__What to do__.
Collect each line containing "that".

__Input material__.
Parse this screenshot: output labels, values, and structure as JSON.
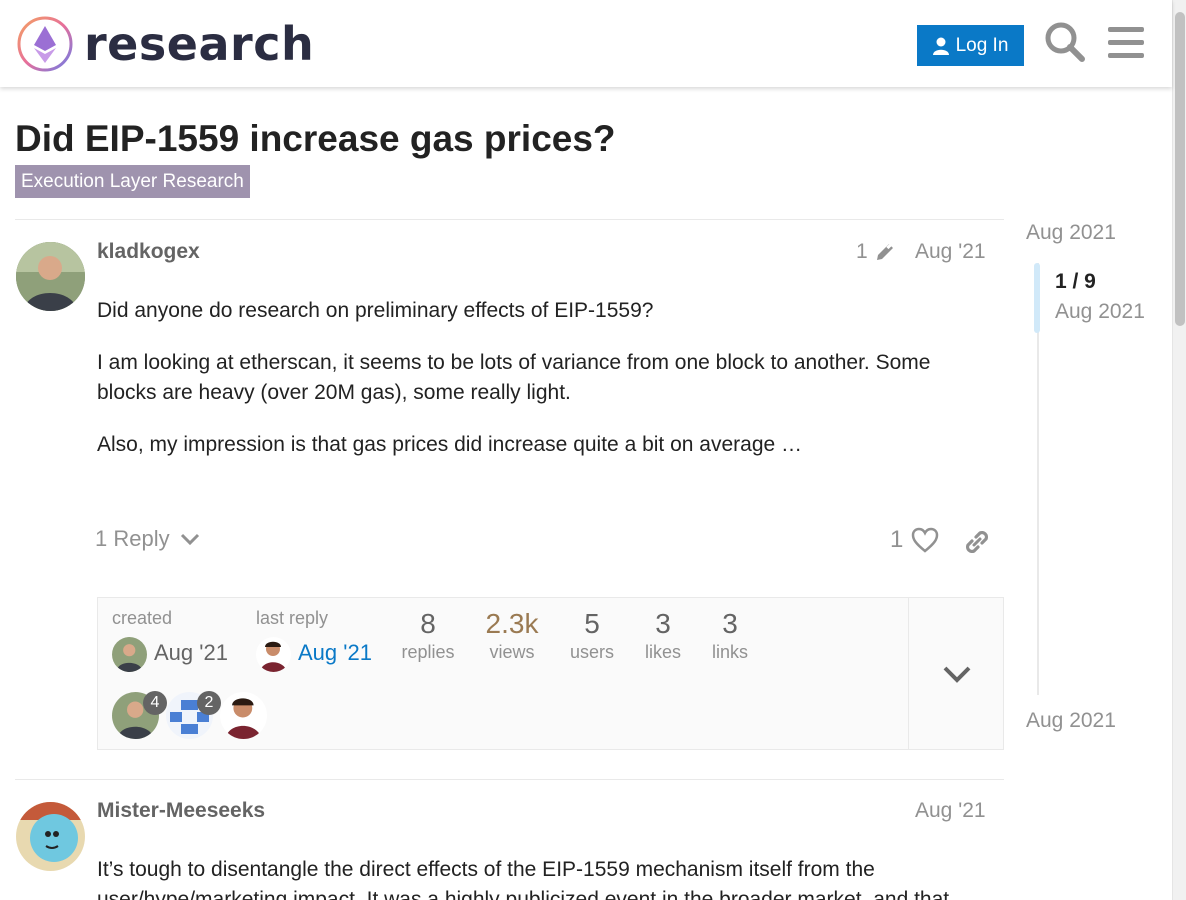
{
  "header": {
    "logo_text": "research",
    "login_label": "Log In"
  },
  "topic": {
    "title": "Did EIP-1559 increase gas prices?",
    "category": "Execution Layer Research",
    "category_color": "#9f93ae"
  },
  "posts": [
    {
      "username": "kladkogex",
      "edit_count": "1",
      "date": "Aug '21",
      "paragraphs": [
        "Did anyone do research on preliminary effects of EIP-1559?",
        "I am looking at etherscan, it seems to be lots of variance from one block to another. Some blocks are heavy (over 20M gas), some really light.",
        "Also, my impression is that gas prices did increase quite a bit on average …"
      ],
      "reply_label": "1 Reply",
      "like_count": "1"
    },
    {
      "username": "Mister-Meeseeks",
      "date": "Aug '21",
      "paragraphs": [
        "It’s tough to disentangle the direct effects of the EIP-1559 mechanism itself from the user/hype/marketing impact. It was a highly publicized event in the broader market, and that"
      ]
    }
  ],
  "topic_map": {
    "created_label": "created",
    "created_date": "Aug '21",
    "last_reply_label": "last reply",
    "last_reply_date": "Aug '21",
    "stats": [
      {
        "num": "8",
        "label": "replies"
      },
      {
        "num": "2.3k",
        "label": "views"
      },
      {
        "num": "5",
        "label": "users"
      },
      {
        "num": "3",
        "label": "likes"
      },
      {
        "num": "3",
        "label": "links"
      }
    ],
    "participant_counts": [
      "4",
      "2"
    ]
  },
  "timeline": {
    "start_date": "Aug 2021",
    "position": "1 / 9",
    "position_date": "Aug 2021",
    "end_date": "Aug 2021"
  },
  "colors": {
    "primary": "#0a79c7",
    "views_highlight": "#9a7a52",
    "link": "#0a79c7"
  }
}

---

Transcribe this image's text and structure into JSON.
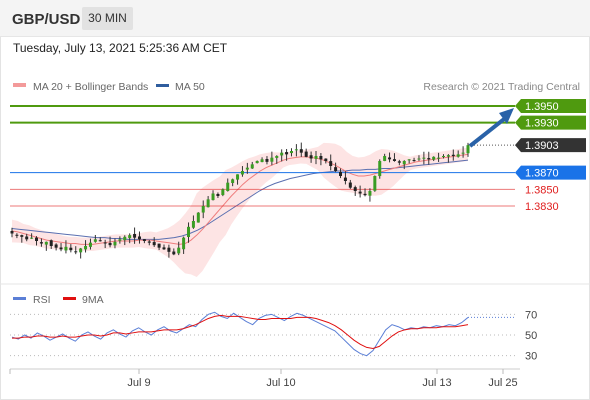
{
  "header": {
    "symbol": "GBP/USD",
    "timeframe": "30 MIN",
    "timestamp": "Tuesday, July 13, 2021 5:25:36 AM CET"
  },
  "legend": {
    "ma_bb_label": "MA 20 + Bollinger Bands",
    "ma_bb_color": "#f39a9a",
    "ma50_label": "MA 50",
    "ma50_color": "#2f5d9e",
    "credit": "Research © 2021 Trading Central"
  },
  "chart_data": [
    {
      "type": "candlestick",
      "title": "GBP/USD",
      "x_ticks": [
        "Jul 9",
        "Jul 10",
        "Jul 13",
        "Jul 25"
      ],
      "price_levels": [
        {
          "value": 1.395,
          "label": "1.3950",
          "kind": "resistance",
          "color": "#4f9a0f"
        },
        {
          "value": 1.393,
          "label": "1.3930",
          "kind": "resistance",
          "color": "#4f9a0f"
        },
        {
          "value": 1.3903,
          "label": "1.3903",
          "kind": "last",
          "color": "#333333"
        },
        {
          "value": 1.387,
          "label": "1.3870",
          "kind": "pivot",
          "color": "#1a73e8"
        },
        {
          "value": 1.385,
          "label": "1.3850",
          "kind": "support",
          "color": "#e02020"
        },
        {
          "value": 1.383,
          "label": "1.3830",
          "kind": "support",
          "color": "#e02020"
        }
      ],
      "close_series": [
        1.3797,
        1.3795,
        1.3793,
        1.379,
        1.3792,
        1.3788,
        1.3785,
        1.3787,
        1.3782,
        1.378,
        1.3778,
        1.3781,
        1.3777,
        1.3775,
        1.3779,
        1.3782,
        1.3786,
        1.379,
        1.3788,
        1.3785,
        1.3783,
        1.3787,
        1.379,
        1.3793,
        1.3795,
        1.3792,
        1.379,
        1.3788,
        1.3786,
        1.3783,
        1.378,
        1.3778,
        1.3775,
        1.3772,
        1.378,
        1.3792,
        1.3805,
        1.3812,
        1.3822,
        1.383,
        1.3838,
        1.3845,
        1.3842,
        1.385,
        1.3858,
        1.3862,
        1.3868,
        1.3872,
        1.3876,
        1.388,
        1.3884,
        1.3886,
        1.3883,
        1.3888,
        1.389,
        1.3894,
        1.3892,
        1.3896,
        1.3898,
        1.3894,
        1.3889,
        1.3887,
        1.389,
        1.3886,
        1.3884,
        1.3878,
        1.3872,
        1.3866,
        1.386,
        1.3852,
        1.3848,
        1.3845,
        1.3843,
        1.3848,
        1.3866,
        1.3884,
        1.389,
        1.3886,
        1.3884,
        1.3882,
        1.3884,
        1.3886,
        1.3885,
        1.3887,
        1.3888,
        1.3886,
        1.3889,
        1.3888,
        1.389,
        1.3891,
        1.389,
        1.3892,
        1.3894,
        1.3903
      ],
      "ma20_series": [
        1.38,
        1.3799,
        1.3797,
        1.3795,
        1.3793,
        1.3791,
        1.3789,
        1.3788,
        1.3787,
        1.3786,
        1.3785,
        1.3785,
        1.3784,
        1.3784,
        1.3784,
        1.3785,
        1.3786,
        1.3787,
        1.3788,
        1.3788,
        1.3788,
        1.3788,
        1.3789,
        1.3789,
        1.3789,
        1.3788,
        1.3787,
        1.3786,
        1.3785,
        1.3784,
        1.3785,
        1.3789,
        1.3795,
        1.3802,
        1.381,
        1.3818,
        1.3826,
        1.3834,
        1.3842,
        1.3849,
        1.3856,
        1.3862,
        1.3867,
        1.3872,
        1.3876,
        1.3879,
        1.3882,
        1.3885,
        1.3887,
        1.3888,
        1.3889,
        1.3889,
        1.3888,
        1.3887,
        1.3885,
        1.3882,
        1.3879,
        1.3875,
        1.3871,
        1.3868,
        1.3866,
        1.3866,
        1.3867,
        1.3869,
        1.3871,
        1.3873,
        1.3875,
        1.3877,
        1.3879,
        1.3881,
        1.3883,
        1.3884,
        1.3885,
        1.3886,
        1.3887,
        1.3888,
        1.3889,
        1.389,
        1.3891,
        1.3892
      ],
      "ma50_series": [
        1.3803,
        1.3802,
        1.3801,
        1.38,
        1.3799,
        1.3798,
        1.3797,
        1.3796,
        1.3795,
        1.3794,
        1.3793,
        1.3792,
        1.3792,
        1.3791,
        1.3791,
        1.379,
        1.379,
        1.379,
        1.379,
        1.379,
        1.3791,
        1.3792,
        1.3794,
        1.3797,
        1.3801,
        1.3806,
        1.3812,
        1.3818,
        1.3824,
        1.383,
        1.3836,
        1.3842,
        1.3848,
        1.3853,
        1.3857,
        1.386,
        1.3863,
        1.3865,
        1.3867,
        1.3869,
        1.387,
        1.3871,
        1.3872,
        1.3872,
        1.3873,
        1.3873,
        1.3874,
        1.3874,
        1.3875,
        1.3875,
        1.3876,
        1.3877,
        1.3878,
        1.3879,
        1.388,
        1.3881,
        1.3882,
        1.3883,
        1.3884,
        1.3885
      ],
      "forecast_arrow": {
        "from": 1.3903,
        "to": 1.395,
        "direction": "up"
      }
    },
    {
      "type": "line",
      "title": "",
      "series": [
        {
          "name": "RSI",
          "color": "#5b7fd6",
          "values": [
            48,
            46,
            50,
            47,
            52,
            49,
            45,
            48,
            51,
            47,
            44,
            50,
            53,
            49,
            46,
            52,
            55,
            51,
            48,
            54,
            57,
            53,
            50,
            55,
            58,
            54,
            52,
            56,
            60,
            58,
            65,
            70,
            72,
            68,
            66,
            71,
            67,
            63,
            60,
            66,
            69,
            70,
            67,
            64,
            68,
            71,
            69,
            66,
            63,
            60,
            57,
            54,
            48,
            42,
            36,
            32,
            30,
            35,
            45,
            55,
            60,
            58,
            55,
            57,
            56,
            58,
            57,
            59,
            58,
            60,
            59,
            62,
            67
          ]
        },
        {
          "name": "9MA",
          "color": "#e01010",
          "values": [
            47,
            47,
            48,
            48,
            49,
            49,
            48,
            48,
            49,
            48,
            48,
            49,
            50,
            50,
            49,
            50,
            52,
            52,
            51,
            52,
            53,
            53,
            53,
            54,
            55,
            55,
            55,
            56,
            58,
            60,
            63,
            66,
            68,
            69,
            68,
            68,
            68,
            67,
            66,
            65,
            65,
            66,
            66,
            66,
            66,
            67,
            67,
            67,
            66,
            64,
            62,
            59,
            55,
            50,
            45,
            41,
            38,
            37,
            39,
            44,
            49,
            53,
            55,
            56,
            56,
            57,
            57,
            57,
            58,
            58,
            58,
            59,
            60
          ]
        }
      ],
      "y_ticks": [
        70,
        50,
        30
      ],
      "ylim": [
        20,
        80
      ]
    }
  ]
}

__Task solution__.
        "Also, my impression is that gas prices did increase quite a bit on average …"
        "It’s tough to disentangle the direct effects of the EIP-1559 mechanism itself from the user/hype/marketing impact. It was a highly publicized event in the broader market, and that"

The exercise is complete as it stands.